| The request |
Search the material for "name" and show all lines that contain it.

| Records for the task |
=====
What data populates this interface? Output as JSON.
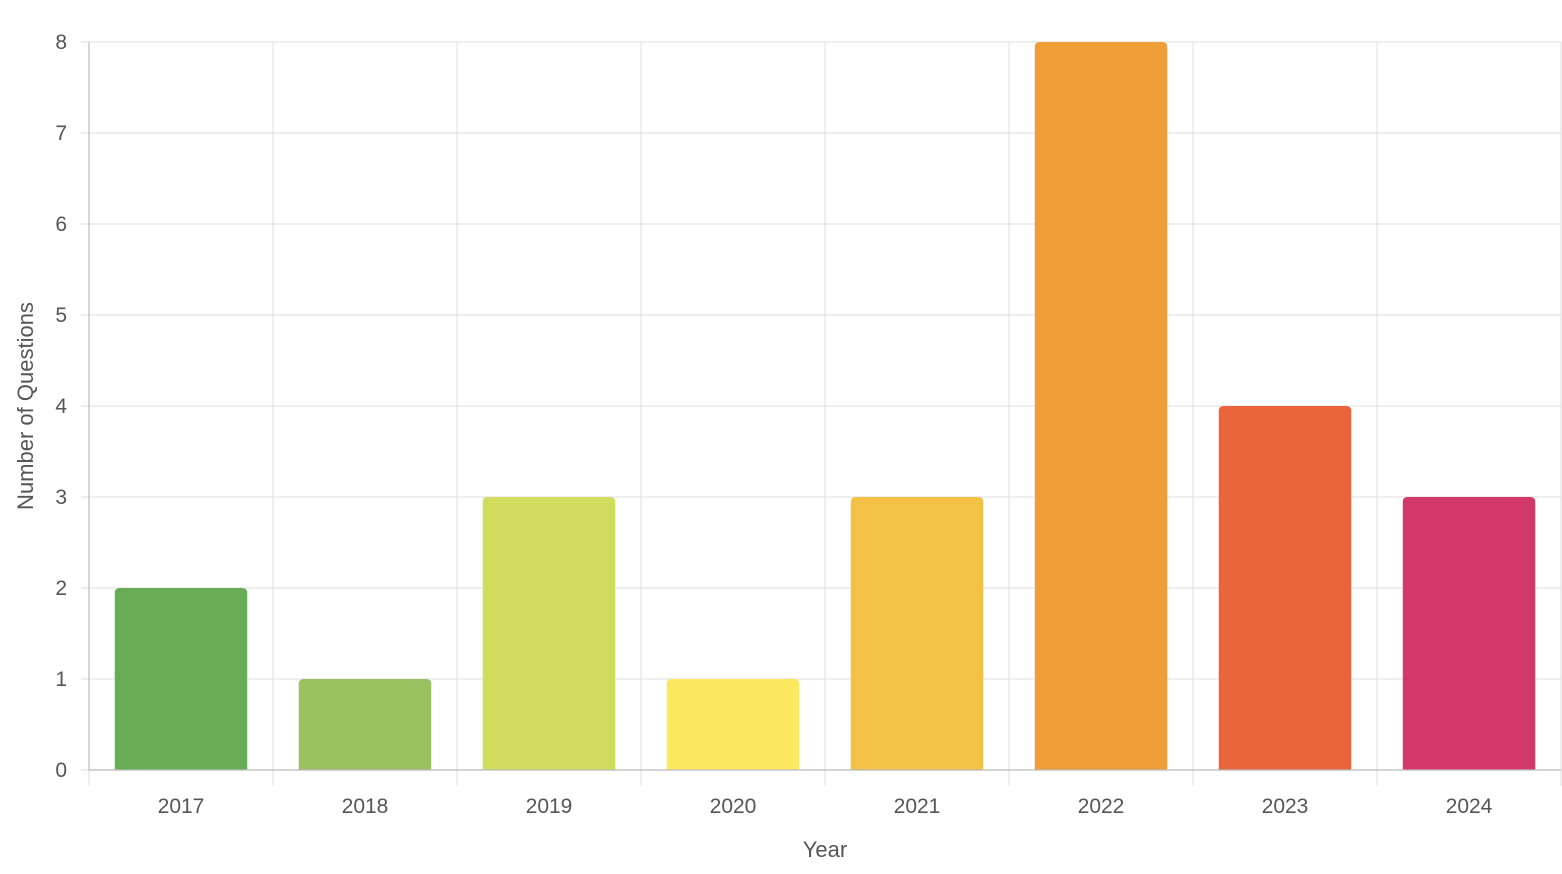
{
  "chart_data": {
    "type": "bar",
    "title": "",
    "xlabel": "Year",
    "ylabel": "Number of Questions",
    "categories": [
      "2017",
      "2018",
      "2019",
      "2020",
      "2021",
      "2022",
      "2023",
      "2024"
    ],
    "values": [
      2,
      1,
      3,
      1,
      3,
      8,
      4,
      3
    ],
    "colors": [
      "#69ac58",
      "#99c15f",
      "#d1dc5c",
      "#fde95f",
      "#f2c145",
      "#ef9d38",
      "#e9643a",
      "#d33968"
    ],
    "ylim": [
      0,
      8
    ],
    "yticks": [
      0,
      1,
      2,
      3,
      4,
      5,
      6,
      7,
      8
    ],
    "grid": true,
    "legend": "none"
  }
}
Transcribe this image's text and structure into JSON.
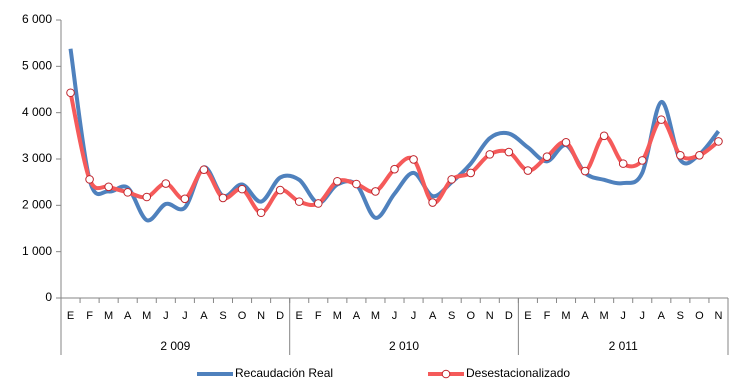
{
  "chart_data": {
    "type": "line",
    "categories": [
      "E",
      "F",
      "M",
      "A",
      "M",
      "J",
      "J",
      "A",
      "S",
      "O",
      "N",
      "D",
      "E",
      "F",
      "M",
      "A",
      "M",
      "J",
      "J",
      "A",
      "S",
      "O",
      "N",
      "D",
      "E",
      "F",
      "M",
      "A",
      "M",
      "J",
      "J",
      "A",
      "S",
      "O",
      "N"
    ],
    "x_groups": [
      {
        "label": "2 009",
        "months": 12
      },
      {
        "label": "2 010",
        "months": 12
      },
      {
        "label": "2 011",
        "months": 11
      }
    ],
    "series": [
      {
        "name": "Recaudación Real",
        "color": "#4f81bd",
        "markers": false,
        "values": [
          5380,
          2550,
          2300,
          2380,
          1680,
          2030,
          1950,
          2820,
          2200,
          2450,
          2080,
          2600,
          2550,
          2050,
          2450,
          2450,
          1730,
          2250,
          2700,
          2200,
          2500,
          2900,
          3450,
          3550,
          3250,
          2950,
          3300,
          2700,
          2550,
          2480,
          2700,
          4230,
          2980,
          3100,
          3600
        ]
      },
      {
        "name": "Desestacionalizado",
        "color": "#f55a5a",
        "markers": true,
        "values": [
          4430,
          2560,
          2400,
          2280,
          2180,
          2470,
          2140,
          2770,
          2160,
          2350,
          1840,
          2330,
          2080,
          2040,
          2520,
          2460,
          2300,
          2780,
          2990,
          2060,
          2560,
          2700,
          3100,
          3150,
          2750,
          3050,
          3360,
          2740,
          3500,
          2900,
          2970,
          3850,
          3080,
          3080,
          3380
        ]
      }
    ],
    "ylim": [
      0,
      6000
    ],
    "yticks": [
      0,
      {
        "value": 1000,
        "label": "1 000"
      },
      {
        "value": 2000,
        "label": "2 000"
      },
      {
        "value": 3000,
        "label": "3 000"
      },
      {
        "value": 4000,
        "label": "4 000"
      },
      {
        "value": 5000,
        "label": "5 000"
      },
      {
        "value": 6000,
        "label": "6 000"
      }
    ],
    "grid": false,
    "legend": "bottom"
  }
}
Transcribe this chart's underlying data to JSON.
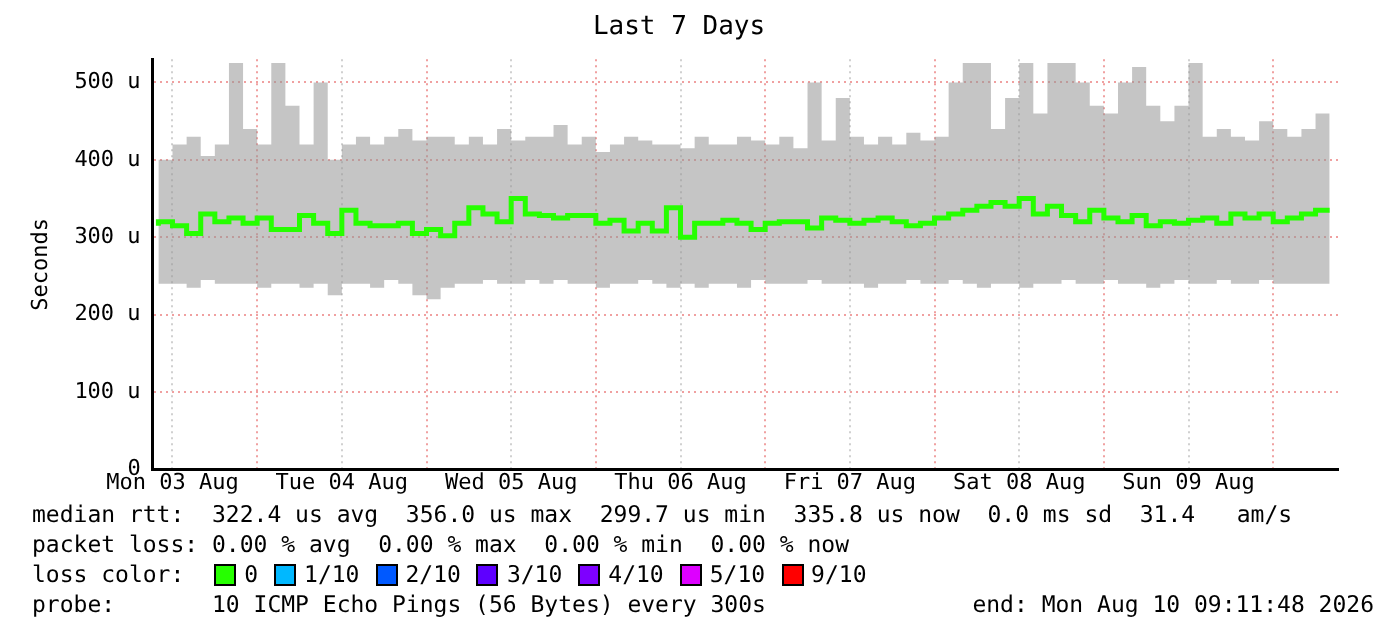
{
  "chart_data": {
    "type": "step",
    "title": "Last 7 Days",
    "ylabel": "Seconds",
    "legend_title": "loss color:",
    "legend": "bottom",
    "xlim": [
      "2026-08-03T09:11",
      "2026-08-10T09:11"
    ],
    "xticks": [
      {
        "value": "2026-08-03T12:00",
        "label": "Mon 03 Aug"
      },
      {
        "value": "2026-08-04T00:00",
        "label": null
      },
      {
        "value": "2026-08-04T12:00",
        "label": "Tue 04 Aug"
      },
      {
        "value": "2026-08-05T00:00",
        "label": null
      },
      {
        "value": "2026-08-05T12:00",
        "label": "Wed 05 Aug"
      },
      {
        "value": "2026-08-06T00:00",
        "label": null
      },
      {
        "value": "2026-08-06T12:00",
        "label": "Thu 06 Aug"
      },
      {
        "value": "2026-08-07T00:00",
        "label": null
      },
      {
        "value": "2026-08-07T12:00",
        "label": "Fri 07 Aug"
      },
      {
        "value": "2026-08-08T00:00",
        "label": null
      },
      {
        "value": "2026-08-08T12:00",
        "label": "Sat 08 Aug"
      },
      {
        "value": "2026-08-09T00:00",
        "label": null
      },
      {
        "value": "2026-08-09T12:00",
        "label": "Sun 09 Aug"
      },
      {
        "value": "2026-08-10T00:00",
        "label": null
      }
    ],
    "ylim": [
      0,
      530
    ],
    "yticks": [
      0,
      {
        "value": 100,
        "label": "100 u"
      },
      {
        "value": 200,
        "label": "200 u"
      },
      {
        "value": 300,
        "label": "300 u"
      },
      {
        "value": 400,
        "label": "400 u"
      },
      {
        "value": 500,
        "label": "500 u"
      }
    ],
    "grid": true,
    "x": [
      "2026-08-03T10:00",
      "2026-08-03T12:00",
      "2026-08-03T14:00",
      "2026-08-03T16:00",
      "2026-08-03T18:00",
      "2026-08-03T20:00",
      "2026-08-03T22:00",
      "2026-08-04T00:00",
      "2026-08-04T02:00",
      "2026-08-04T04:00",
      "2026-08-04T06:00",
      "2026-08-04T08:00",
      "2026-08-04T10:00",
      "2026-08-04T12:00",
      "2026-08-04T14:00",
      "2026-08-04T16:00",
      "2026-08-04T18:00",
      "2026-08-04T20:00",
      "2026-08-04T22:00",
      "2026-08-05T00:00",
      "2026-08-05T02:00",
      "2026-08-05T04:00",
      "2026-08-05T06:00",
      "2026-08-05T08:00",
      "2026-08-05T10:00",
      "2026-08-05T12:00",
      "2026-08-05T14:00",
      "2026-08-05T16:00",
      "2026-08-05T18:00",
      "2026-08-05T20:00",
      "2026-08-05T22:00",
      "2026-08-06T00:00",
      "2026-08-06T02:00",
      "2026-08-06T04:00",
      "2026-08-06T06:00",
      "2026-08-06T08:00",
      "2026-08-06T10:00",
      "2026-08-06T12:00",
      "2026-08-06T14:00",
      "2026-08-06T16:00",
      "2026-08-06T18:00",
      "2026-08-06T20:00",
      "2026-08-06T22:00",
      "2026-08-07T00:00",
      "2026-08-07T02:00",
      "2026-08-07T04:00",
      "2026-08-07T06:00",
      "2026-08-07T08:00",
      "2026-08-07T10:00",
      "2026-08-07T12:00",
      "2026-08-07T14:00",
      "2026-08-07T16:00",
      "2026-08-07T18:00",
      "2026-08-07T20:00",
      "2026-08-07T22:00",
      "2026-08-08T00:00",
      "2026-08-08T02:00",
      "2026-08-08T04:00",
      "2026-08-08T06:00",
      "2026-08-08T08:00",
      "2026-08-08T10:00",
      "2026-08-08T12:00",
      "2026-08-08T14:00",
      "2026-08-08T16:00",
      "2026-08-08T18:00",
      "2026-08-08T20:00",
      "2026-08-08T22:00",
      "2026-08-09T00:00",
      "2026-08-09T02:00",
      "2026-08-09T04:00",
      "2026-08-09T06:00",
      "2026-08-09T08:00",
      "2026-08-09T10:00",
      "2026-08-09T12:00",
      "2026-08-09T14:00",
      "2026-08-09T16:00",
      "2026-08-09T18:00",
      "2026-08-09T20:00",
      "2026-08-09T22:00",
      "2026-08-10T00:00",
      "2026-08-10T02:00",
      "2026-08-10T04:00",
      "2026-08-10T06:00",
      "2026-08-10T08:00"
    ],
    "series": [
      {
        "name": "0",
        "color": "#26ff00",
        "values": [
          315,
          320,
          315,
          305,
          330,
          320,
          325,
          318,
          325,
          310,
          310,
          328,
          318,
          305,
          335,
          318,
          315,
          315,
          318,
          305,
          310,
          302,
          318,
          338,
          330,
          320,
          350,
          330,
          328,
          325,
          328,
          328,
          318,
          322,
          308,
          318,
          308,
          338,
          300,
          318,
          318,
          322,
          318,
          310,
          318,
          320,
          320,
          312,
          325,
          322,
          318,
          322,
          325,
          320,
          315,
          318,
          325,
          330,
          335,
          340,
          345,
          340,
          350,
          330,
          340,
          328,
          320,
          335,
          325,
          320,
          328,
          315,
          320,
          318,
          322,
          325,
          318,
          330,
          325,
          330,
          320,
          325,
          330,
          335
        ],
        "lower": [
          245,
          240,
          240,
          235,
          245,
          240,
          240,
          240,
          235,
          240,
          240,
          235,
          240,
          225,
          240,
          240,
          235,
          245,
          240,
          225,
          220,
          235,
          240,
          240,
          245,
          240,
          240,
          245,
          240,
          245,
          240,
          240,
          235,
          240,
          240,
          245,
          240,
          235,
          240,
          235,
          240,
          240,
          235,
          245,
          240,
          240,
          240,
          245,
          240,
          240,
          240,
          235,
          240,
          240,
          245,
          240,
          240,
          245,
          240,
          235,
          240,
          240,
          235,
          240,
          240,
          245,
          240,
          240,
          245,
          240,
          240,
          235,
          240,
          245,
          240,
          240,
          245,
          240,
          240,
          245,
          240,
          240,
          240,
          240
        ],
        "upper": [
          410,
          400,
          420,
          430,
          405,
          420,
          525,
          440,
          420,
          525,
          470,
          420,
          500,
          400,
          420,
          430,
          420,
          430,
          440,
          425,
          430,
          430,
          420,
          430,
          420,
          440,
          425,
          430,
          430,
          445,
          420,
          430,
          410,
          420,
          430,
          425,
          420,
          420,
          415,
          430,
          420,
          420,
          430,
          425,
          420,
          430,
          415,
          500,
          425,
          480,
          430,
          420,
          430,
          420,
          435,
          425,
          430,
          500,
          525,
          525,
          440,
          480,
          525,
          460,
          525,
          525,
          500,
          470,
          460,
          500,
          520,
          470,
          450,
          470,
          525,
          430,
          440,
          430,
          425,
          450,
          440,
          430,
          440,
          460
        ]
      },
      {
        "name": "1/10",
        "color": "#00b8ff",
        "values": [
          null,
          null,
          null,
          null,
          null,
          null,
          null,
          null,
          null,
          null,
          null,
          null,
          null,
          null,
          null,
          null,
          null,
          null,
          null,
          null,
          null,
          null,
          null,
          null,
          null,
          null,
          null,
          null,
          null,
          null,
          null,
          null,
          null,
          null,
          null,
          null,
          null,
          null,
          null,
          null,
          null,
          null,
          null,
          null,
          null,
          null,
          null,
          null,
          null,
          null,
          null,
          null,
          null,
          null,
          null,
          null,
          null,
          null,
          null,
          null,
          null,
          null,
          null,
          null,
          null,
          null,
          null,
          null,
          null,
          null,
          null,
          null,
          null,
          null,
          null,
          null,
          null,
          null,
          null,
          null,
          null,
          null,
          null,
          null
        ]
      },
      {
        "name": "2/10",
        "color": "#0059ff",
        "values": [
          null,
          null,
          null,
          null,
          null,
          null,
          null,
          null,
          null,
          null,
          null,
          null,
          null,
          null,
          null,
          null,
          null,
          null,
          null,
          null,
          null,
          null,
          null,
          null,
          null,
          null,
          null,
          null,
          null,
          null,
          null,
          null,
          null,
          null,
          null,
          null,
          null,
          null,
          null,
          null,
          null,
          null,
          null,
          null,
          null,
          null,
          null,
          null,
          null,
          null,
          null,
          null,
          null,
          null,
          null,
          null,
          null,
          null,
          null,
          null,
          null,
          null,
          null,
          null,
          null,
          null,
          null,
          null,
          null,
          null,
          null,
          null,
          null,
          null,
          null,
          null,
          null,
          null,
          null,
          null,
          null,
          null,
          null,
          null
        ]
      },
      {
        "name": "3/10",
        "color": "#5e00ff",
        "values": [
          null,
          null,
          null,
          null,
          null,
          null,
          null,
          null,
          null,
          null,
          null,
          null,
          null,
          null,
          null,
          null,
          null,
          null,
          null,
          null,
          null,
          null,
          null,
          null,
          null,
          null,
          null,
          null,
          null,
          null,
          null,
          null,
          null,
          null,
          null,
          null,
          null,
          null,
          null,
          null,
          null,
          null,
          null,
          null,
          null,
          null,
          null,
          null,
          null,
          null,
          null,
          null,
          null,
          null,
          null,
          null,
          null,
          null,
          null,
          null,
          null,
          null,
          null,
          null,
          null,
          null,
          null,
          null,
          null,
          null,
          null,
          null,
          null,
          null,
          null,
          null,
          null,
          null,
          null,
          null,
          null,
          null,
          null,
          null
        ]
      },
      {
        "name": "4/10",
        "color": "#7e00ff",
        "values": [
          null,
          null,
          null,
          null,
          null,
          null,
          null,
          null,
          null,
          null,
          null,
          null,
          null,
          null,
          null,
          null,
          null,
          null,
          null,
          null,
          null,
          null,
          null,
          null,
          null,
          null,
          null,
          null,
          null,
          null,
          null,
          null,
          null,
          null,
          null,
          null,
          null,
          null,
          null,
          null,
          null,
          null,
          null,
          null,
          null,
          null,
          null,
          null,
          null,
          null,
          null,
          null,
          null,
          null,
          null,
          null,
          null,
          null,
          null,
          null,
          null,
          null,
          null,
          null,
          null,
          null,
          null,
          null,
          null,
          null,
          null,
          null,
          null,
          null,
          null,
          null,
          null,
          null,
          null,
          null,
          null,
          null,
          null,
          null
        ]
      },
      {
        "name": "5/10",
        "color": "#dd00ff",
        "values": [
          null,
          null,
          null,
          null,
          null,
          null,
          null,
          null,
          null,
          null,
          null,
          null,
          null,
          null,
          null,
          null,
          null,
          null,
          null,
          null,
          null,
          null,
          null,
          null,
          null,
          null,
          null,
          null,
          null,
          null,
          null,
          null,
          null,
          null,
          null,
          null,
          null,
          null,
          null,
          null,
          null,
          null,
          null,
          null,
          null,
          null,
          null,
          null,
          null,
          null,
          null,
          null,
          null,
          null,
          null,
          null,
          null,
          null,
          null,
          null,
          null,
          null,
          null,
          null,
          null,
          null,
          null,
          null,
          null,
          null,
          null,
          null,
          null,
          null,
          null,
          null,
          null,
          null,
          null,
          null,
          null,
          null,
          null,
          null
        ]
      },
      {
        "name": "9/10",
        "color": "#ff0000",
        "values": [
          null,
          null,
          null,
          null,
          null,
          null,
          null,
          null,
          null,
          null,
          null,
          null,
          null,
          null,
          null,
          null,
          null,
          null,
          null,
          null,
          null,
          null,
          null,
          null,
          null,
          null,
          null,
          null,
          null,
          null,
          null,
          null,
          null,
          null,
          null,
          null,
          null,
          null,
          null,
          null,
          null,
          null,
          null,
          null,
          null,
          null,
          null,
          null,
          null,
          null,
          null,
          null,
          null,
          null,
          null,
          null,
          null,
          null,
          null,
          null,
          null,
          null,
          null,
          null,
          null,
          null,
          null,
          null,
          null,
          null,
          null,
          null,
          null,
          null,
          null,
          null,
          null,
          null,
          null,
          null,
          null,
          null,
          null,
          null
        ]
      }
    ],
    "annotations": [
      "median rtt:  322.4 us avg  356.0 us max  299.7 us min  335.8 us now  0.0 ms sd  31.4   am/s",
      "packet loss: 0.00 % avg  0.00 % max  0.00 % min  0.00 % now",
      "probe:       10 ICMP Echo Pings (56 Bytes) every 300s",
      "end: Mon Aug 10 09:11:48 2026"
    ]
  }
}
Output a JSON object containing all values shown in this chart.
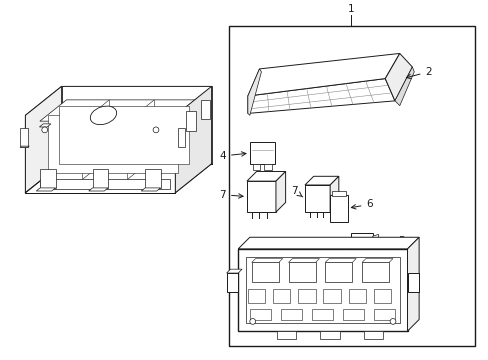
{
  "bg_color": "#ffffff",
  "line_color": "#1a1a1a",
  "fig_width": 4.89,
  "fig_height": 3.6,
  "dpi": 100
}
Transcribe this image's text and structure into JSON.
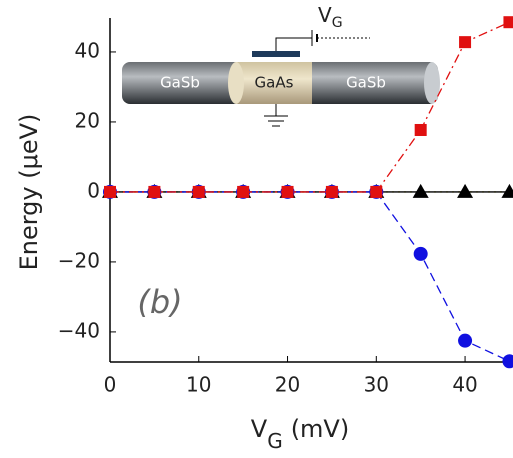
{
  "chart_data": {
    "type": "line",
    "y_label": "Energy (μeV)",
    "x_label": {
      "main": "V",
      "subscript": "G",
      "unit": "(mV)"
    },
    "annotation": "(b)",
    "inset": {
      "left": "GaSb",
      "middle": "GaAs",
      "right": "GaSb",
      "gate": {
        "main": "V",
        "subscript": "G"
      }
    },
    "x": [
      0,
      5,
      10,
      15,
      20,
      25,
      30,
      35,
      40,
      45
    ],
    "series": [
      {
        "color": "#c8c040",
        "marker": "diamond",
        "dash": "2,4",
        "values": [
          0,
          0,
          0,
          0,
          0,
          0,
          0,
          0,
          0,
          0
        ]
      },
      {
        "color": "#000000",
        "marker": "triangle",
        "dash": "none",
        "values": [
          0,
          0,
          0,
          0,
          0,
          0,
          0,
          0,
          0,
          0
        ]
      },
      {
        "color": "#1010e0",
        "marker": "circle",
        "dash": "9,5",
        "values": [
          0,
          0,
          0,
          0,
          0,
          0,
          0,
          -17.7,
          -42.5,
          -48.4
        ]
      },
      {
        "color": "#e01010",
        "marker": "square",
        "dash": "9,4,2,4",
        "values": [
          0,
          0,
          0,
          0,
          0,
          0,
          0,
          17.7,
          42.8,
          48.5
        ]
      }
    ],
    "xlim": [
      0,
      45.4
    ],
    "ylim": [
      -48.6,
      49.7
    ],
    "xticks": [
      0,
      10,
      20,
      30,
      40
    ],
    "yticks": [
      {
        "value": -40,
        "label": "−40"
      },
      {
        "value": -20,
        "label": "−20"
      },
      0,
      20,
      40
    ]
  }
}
=====
| Written answer |
        "name": "Recaudación Real",
        "name": "Desestacionalizado",
        "name": "0",
        "name": "1/10",
        "name": "2/10",
        "name": "3/10",
        "name": "4/10",
        "name": "5/10",
        "name": "9/10",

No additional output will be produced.